### Directive:
Look for the string "QString" and copy every line that has it.

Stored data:
◆ ◆ ◆ ◆ ◆

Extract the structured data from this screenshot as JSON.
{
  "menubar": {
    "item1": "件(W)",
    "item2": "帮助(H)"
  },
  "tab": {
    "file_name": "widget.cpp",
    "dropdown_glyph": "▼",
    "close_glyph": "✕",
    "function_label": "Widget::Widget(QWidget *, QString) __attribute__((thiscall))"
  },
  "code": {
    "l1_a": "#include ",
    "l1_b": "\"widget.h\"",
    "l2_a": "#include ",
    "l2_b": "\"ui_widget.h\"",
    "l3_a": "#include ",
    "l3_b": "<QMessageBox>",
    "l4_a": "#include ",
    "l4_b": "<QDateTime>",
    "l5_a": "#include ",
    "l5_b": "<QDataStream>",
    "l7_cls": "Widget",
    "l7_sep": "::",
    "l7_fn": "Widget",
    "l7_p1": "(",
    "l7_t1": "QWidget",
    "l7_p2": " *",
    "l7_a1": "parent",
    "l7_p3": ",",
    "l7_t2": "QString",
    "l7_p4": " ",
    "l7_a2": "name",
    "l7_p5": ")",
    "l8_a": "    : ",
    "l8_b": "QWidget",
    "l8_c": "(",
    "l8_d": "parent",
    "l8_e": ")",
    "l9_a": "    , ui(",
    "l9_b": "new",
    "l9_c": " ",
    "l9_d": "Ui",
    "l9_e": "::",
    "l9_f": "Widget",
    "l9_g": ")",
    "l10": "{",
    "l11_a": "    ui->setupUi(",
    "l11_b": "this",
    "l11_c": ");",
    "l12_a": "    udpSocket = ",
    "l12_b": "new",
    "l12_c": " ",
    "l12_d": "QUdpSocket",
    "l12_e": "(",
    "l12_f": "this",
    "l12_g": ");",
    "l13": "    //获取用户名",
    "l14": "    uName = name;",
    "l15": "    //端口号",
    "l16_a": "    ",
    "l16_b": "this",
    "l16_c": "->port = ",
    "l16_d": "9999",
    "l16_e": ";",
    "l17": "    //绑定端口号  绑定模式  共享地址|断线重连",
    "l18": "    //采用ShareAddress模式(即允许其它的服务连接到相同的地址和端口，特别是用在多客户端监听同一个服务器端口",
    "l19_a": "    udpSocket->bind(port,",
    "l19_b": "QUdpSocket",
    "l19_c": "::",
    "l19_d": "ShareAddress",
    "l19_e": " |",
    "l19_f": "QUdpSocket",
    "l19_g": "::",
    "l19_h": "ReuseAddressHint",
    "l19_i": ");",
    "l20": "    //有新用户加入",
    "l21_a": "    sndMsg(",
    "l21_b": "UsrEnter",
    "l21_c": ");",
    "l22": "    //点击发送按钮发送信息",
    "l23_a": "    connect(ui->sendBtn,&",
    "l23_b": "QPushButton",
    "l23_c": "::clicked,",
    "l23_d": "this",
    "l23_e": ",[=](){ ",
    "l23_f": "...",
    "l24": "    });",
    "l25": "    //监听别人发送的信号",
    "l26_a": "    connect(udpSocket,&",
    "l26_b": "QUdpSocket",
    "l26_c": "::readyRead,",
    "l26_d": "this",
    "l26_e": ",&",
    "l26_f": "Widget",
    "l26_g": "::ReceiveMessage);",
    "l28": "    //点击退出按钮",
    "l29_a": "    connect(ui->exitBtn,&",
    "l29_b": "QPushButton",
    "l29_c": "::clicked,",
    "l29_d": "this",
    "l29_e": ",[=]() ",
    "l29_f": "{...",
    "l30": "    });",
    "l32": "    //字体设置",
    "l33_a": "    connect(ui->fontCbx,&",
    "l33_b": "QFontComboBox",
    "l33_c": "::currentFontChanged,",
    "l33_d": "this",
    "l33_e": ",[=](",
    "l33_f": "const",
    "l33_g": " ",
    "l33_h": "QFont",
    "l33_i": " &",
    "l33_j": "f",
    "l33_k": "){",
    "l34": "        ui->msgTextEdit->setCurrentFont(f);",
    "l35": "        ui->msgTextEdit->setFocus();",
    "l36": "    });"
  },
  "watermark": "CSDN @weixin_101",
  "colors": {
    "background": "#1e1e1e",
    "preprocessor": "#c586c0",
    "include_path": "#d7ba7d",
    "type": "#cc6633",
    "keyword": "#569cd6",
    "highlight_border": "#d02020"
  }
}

◆ ◆ ◆ ◆ ◆

### Final result:
    "function_label": "Widget::Widget(QWidget *, QString) __attribute__((thiscall))"
    "l7_t2": "QString",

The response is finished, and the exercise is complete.